Exercise task:
Only a number is wanted: how many lines in these records contain the word "fingerprint"?

Recorded data:
start
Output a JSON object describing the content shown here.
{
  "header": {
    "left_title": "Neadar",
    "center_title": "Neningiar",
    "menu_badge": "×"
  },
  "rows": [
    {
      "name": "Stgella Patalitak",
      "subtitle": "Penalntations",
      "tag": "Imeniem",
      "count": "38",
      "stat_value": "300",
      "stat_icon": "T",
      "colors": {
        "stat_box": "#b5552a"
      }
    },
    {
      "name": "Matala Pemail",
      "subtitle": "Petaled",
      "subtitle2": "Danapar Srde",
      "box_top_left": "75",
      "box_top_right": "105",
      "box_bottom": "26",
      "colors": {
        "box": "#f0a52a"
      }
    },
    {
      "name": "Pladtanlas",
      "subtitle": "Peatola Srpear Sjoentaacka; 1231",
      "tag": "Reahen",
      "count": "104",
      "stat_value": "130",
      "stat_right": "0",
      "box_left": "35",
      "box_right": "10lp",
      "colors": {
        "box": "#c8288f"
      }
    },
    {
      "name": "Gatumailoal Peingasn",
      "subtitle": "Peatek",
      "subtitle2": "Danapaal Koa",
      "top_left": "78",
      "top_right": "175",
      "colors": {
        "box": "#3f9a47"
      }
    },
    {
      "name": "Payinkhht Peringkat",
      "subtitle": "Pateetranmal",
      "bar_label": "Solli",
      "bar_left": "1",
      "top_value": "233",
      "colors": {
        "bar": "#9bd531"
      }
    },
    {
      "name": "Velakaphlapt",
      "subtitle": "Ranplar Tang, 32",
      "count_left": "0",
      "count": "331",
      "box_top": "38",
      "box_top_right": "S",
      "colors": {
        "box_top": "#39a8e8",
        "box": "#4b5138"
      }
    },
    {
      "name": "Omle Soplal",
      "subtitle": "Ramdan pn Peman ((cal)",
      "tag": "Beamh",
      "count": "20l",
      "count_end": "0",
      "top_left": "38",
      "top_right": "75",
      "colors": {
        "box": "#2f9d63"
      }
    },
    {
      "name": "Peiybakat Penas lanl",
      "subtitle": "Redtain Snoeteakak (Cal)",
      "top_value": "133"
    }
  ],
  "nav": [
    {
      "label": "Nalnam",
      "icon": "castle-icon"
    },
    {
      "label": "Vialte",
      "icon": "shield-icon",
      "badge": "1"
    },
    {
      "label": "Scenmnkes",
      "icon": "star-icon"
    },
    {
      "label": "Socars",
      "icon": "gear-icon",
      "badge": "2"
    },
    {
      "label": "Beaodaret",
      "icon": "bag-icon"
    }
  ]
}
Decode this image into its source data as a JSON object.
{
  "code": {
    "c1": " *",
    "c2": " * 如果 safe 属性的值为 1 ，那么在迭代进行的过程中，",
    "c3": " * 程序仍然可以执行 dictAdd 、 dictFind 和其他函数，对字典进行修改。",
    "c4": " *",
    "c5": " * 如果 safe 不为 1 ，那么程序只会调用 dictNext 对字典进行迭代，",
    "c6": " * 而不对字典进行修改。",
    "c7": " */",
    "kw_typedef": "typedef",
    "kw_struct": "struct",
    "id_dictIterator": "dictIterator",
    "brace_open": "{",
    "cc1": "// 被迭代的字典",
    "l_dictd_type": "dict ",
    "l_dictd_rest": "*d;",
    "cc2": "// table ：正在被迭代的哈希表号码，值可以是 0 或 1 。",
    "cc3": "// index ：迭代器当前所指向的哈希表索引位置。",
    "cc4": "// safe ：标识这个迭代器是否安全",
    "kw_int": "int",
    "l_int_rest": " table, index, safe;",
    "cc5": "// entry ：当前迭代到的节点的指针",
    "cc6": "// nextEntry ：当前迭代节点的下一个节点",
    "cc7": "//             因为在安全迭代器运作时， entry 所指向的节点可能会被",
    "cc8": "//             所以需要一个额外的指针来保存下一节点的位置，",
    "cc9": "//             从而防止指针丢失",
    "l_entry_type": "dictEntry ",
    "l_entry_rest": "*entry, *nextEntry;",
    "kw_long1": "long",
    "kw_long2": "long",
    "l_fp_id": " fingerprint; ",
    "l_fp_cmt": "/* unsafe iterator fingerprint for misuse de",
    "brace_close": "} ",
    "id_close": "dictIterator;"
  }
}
end
Expected output:
2